• Stored data:
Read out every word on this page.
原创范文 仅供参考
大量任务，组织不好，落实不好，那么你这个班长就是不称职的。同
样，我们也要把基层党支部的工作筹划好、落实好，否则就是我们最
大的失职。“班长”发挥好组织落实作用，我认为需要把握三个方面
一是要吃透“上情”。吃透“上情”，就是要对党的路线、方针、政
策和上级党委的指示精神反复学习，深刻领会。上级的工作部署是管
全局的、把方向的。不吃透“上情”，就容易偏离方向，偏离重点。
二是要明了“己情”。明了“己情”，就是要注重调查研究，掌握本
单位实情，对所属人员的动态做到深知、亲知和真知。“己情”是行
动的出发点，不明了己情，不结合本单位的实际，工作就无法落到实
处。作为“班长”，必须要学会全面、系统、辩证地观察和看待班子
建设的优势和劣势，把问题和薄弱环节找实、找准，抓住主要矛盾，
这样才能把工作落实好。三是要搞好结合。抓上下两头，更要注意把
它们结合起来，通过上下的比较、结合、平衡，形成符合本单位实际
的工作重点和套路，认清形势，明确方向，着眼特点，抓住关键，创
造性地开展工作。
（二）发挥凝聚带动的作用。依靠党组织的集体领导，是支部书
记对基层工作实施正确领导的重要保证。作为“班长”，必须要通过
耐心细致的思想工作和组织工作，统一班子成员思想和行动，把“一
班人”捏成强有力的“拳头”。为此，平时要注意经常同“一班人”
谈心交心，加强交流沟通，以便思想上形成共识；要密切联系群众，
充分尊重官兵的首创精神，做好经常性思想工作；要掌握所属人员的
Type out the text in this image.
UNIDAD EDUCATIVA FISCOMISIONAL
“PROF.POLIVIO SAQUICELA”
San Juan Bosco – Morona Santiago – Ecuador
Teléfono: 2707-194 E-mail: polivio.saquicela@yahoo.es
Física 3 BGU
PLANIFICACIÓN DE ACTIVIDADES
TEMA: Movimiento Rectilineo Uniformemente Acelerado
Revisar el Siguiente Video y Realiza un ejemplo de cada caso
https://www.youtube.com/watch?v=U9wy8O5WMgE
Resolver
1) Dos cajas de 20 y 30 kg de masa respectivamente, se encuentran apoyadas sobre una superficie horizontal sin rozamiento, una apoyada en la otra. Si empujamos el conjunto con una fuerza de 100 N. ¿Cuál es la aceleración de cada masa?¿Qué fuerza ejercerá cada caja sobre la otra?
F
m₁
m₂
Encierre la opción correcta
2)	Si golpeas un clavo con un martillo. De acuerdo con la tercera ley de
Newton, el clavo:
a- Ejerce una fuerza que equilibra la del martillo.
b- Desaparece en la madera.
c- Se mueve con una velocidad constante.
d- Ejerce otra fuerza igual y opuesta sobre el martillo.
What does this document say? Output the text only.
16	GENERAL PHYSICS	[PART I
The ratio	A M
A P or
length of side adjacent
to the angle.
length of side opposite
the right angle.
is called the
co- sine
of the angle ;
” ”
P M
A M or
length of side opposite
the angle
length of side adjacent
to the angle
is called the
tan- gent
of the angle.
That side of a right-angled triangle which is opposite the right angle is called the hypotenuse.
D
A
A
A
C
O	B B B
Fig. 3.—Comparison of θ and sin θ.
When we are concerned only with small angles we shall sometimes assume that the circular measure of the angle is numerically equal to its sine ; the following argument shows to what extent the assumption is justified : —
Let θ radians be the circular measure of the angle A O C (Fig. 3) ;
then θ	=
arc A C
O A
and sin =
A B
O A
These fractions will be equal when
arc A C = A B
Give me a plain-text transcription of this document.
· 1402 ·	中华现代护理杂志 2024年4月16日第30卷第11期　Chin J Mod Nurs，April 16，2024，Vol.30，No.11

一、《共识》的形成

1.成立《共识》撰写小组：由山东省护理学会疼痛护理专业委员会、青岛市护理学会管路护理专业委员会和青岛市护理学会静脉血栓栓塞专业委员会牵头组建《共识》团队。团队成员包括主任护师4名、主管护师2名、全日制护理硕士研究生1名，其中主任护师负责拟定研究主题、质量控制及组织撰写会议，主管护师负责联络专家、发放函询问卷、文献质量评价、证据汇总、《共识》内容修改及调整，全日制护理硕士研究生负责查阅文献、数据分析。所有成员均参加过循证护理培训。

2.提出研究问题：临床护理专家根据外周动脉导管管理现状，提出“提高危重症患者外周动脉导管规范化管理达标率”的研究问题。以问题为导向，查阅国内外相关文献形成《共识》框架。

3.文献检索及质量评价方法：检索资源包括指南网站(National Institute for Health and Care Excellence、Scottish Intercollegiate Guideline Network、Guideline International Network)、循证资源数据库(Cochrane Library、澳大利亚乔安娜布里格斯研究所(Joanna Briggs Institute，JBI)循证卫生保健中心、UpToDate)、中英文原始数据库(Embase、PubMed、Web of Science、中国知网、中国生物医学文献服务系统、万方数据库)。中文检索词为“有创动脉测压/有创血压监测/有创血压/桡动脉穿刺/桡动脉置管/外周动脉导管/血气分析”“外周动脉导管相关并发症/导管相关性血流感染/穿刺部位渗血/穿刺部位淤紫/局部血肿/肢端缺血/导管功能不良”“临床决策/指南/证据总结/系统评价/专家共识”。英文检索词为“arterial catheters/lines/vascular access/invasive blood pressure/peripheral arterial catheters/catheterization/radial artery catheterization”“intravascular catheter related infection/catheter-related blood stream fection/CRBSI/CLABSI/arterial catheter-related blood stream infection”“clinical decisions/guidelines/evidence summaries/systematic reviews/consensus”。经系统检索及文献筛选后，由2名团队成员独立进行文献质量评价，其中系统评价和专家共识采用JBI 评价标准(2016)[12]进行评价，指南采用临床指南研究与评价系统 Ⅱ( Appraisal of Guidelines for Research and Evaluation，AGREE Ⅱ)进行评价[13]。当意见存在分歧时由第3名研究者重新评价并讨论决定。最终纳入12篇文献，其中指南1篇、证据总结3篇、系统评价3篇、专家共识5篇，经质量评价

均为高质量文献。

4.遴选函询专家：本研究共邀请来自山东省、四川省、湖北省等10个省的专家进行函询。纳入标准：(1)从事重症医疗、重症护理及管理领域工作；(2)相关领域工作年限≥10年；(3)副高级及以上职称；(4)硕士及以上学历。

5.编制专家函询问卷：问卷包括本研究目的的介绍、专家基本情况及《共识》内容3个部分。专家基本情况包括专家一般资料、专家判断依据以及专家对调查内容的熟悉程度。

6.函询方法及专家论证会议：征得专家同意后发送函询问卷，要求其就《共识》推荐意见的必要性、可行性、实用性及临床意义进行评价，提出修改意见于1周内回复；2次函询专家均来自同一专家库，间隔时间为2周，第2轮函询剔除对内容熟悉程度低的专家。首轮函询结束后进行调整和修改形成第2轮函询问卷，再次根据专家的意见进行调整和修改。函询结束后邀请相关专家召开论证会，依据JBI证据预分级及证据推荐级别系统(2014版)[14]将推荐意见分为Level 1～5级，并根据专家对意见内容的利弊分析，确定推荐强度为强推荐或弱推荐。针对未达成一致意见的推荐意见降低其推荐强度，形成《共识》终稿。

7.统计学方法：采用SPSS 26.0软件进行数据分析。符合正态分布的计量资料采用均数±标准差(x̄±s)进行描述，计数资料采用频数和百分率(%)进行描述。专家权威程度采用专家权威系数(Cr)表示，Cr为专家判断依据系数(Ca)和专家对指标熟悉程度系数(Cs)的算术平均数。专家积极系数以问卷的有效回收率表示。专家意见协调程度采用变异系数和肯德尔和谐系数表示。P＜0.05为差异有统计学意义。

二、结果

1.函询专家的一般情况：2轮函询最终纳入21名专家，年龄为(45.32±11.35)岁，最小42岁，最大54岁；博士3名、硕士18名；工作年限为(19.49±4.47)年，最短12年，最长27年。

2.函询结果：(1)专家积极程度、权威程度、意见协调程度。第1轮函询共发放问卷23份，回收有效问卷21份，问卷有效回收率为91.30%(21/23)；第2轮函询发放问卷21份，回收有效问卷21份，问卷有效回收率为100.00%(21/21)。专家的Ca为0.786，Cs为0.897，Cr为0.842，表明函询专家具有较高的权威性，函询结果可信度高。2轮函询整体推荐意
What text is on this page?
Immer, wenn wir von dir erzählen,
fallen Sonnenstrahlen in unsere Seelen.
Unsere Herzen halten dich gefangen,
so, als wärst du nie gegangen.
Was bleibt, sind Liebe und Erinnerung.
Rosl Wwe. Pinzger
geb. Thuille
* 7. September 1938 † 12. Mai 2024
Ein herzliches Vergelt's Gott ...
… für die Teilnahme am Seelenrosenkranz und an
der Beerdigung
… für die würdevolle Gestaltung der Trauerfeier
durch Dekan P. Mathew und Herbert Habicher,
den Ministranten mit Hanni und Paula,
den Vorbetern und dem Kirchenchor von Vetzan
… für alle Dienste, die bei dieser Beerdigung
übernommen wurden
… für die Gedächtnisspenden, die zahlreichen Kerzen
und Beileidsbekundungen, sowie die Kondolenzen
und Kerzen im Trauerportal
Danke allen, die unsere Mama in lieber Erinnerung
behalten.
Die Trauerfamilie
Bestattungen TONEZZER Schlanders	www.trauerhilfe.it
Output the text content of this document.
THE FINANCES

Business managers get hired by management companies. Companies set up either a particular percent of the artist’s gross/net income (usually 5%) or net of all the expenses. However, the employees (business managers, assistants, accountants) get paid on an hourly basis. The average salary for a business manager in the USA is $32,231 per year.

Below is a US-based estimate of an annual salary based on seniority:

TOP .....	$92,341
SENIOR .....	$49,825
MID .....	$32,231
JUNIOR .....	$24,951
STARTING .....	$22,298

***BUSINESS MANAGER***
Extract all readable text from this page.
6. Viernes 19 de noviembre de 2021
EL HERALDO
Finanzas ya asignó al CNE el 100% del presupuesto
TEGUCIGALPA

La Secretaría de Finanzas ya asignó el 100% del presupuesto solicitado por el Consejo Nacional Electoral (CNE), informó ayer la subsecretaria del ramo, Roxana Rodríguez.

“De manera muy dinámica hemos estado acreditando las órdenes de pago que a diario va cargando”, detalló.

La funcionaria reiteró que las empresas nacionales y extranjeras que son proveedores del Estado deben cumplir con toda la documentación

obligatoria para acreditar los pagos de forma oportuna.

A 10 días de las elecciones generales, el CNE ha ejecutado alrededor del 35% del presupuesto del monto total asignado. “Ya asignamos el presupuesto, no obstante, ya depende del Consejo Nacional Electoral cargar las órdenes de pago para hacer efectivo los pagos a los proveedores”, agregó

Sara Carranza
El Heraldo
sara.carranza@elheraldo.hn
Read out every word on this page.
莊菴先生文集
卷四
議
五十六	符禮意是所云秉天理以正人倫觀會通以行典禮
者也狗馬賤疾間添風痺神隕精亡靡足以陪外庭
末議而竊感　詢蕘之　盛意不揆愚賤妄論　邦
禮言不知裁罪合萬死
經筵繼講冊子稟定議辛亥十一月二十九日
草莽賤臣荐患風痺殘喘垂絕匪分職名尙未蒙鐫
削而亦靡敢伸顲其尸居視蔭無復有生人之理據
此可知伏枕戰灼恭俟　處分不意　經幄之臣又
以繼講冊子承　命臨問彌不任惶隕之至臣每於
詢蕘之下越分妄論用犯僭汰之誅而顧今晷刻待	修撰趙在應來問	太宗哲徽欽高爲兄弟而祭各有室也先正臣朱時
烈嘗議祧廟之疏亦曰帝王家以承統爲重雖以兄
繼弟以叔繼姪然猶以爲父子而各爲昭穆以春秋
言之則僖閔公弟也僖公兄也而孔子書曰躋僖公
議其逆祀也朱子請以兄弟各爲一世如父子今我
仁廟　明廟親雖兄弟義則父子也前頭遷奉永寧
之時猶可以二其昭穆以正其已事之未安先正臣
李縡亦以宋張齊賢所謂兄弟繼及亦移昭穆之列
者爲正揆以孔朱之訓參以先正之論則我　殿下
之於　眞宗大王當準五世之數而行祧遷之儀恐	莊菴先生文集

• YOUR GOAL: Search the preceding listing for "Kerzen" and extract every line where it is found.

• SOLUTION TO THIS PROBLEM:
… für die Gedächtnisspenden, die zahlreichen Kerzen
und Kerzen im Trauerportal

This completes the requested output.